**Your instructions:** Copy the lines below exactly as they appear, from the first line of the dataset rows through the line that contains "The spoilers 16 is at (368, 208).", including both.

Dataset rows
* * * *

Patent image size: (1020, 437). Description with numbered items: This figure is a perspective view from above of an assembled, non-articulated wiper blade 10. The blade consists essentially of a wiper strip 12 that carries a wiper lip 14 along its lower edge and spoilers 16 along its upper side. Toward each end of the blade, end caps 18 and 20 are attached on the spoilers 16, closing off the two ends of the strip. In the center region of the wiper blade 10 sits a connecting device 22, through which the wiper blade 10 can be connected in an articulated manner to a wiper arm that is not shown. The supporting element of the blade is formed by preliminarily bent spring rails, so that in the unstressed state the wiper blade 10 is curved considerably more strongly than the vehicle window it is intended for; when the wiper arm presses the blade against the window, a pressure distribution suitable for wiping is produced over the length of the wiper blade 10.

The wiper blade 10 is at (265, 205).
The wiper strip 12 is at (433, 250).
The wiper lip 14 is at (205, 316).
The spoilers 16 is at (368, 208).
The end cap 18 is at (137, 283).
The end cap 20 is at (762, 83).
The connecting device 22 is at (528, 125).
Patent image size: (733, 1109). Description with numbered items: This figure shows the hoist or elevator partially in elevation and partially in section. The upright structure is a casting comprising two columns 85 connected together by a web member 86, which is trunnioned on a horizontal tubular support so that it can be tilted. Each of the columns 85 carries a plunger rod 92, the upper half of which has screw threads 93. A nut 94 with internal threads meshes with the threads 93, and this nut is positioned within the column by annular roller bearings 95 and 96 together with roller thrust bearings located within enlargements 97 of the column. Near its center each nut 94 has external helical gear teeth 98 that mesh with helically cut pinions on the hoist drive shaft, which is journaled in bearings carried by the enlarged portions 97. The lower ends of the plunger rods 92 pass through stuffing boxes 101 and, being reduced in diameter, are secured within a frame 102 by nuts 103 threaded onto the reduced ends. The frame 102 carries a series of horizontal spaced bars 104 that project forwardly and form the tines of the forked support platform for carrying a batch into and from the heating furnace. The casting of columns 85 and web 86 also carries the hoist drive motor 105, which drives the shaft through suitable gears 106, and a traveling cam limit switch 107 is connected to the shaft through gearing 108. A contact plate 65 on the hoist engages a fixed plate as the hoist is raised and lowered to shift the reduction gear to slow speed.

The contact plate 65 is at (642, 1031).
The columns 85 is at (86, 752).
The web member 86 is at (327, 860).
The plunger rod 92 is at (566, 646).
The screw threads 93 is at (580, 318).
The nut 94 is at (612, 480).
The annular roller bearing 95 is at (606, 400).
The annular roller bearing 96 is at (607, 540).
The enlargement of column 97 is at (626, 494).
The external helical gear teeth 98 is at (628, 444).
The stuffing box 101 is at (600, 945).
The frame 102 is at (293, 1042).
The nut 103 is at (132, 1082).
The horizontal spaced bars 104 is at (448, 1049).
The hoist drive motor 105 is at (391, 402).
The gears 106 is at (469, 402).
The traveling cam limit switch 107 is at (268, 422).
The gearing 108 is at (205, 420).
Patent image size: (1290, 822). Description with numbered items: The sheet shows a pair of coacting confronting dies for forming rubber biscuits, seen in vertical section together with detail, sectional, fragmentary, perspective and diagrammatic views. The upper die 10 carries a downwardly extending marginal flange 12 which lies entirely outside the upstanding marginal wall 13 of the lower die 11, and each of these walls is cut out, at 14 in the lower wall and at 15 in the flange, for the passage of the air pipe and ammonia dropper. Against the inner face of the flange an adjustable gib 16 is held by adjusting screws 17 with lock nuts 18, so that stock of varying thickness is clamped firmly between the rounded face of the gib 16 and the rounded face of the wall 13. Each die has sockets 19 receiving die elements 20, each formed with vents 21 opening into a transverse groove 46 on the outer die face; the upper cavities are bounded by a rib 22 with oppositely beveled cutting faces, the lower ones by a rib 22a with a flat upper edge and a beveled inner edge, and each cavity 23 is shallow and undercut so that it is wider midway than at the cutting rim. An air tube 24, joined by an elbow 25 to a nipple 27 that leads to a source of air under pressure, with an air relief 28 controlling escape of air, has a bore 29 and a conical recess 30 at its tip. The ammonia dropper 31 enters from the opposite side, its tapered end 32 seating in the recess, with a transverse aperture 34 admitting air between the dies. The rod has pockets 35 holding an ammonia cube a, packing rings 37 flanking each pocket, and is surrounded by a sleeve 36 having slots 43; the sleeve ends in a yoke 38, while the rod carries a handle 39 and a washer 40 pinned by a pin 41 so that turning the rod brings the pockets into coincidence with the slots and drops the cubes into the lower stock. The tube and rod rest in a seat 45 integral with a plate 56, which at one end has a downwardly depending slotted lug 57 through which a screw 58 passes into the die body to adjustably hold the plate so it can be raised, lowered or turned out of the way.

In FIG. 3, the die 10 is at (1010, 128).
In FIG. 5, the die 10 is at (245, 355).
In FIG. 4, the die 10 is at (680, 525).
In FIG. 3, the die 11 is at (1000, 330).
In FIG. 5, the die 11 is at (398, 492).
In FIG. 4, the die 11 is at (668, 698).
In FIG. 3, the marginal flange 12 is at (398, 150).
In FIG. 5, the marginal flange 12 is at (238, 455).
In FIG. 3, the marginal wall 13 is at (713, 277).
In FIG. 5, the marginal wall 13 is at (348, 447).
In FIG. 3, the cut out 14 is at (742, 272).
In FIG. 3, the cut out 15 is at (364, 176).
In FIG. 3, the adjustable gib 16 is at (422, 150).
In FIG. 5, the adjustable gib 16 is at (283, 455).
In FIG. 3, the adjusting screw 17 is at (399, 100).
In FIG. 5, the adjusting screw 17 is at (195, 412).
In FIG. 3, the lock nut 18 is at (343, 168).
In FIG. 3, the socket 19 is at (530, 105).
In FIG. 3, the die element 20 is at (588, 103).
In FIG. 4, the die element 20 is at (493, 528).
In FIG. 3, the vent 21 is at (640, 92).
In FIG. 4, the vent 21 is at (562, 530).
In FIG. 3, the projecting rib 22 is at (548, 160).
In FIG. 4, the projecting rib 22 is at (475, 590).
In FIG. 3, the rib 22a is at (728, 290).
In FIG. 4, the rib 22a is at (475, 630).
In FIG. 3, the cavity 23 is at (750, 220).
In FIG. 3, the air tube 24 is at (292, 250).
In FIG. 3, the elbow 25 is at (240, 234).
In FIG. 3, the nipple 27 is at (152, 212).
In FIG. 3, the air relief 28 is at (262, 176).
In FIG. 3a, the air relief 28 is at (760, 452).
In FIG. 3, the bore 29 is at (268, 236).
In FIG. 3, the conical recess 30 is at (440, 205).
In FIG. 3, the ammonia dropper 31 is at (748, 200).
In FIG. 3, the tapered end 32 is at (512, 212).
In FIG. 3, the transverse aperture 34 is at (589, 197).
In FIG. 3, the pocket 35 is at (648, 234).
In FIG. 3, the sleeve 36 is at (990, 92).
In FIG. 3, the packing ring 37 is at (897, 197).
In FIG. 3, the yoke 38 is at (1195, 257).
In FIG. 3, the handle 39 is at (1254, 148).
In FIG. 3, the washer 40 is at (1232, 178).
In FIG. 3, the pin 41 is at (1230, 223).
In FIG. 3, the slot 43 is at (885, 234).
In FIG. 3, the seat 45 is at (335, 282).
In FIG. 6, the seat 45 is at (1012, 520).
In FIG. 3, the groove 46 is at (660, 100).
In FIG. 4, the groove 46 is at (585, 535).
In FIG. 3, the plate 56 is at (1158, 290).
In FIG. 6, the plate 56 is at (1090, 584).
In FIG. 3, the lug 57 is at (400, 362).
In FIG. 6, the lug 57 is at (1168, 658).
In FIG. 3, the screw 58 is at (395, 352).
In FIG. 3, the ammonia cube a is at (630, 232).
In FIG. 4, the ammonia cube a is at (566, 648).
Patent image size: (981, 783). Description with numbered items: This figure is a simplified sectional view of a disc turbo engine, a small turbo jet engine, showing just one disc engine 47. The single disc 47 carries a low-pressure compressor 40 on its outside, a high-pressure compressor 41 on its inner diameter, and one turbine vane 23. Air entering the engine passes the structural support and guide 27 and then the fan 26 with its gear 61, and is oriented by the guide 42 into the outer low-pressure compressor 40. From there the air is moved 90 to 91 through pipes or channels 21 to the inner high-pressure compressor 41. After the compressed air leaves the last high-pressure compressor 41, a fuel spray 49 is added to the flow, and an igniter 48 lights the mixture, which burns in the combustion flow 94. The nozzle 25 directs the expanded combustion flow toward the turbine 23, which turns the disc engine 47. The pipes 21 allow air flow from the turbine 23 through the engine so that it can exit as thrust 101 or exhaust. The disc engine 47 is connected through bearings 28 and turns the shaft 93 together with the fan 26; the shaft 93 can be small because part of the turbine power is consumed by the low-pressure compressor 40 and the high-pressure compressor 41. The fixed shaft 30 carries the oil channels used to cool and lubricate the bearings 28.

* * * *

**Expected answer:**
Patent image size: (1020, 437). Description with numbered items: This figure is a perspective view from above of an assembled, non-articulated wiper blade 10. The blade consists essentially of a wiper strip 12 that carries a wiper lip 14 along its lower edge and spoilers 16 along its upper side. Toward each end of the blade, end caps 18 and 20 are attached on the spoilers 16, closing off the two ends of the strip. In the center region of the wiper blade 10 sits a connecting device 22, through which the wiper blade 10 can be connected in an articulated manner to a wiper arm that is not shown. The supporting element of the blade is formed by preliminarily bent spring rails, so that in the unstressed state the wiper blade 10 is curved considerably more strongly than the vehicle window it is intended for; when the wiper arm presses the blade against the window, a pressure distribution suitable for wiping is produced over the length of the wiper blade 10.

The wiper blade 10 is at (265, 205).
The wiper strip 12 is at (433, 250).
The wiper lip 14 is at (205, 316).
The spoilers 16 is at (368, 208).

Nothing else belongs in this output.